/---

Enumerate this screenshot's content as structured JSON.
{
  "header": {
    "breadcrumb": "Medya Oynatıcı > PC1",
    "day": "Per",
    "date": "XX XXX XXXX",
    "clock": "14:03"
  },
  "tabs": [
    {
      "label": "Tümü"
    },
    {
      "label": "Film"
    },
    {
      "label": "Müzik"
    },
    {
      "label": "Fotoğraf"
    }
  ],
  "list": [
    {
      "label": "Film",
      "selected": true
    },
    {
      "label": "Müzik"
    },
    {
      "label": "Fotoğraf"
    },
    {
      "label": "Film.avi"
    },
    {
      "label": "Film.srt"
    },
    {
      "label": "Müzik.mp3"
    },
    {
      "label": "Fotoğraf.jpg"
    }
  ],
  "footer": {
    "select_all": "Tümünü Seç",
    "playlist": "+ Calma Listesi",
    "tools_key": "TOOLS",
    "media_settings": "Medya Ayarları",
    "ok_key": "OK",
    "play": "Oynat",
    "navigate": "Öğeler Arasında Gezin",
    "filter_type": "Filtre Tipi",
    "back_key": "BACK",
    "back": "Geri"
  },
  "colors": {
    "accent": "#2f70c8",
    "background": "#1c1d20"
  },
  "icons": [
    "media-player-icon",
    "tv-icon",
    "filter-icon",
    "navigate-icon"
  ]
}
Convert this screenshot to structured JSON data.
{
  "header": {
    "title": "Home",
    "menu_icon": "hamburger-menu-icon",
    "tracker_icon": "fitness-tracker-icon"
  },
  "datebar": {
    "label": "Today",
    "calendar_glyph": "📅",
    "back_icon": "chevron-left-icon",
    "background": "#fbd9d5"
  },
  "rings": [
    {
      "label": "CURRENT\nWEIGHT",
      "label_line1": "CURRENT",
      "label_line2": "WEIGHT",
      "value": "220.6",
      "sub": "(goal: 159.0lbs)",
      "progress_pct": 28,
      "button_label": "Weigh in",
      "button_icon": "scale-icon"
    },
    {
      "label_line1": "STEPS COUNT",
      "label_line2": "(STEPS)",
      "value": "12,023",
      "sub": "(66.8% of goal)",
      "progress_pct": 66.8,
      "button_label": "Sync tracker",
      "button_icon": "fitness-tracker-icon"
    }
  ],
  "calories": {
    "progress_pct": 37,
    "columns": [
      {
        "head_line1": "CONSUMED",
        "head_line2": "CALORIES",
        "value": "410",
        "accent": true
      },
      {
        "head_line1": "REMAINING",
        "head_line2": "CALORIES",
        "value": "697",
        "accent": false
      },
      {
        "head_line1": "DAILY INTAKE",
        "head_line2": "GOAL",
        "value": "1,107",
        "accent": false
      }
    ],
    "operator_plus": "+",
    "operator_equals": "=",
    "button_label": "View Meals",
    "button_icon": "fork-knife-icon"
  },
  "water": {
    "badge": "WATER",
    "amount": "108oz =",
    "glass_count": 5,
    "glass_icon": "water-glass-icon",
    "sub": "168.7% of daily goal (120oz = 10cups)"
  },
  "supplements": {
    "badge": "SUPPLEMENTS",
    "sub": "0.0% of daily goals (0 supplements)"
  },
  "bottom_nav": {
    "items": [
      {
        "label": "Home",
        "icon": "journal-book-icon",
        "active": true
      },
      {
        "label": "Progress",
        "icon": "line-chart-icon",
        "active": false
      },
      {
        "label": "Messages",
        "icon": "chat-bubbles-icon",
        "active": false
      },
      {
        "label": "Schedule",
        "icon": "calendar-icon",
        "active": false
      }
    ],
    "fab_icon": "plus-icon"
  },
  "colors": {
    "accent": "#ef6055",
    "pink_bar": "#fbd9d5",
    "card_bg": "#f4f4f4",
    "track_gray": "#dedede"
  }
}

\---

■ **Problem statement**:
Retype every entry above, word for word.

■ **Answer for this exercise**:
Enumerate this screenshot's content as structured JSON.
{
  "header": {
    "breadcrumb": "Medya Oynatıcı > PC1",
    "day": "Per",
    "date": "XX XXX XXXX",
    "clock": "14:03"
  },
  "tabs": [
    {
      "label": "Tümü"
    },
    {
      "label": "Film"
    },
    {
      "label": "Müzik"
    },
    {
      "label": "Fotoğraf"
    }
  ],
  "list": [
    {
      "label": "Film",
      "selected": true
    },
    {
      "label": "Müzik"
    },
    {
      "label": "Fotoğraf"
    },
    {
      "label": "Film.avi"
    },
    {
      "label": "Film.srt"
    },
    {
      "label": "Müzik.mp3"
    },
    {
      "label": "Fotoğraf.jpg"
    }
  ],
  "footer": {
    "select_all": "Tümünü Seç",
    "playlist": "+ Calma Listesi",
    "tools_key": "TOOLS",
    "media_settings": "Medya Ayarları",
    "ok_key": "OK",
    "play": "Oynat",
    "navigate": "Öğeler Arasında Gezin",
    "filter_type": "Filtre Tipi",
    "back_key": "BACK",
    "back": "Geri"
  },
  "colors": {
    "accent": "#2f70c8",
    "background": "#1c1d20"
  },
  "icons": [
    "media-player-icon",
    "tv-icon",
    "filter-icon",
    "navigate-icon"
  ]
}
Convert this screenshot to structured JSON data.
{
  "header": {
    "title": "Home",
    "menu_icon": "hamburger-menu-icon",
    "tracker_icon": "fitness-tracker-icon"
  },
  "datebar": {
    "label": "Today",
    "calendar_glyph": "📅",
    "back_icon": "chevron-left-icon",
    "background": "#fbd9d5"
  },
  "rings": [
    {
      "label": "CURRENT\nWEIGHT",
      "label_line1": "CURRENT",
      "label_line2": "WEIGHT",
      "value": "220.6",
      "sub": "(goal: 159.0lbs)",
      "progress_pct": 28,
      "button_label": "Weigh in",
      "button_icon": "scale-icon"
    },
    {
      "label_line1": "STEPS COUNT",
      "label_line2": "(STEPS)",
      "value": "12,023",
      "sub": "(66.8% of goal)",
      "progress_pct": 66.8,
      "button_label": "Sync tracker",
      "button_icon": "fitness-tracker-icon"
    }
  ],
  "calories": {
    "progress_pct": 37,
    "columns": [
      {
        "head_line1": "CONSUMED",
        "head_line2": "CALORIES",
        "value": "410",
        "accent": true
      },
      {
        "head_line1": "REMAINING",
        "head_line2": "CALORIES",
        "value": "697",
        "accent": false
      },
      {
        "head_line1": "DAILY INTAKE",
        "head_line2": "GOAL",
        "value": "1,107",
        "accent": false
      }
    ],
    "operator_plus": "+",
    "operator_equals": "=",
    "button_label": "View Meals",
    "button_icon": "fork-knife-icon"
  },
  "water": {
    "badge": "WATER",
    "amount": "108oz =",
    "glass_count": 5,
    "glass_icon": "water-glass-icon",
    "sub": "168.7% of daily goal (120oz = 10cups)"
  },
  "supplements": {
    "badge": "SUPPLEMENTS",
    "sub": "0.0% of daily goals (0 supplements)"
  },
  "bottom_nav": {
    "items": [
      {
        "label": "Home",
        "icon": "journal-book-icon",
        "active": true
      },
      {
        "label": "Progress",
        "icon": "line-chart-icon",
        "active": false
      },
      {
        "label": "Messages",
        "icon": "chat-bubbles-icon",
        "active": false
      },
      {
        "label": "Schedule",
        "icon": "calendar-icon",
        "active": false
      }
    ],
    "fab_icon": "plus-icon"
  },
  "colors": {
    "accent": "#ef6055",
    "pink_bar": "#fbd9d5",
    "card_bg": "#f4f4f4",
    "track_gray": "#dedede"
  }
}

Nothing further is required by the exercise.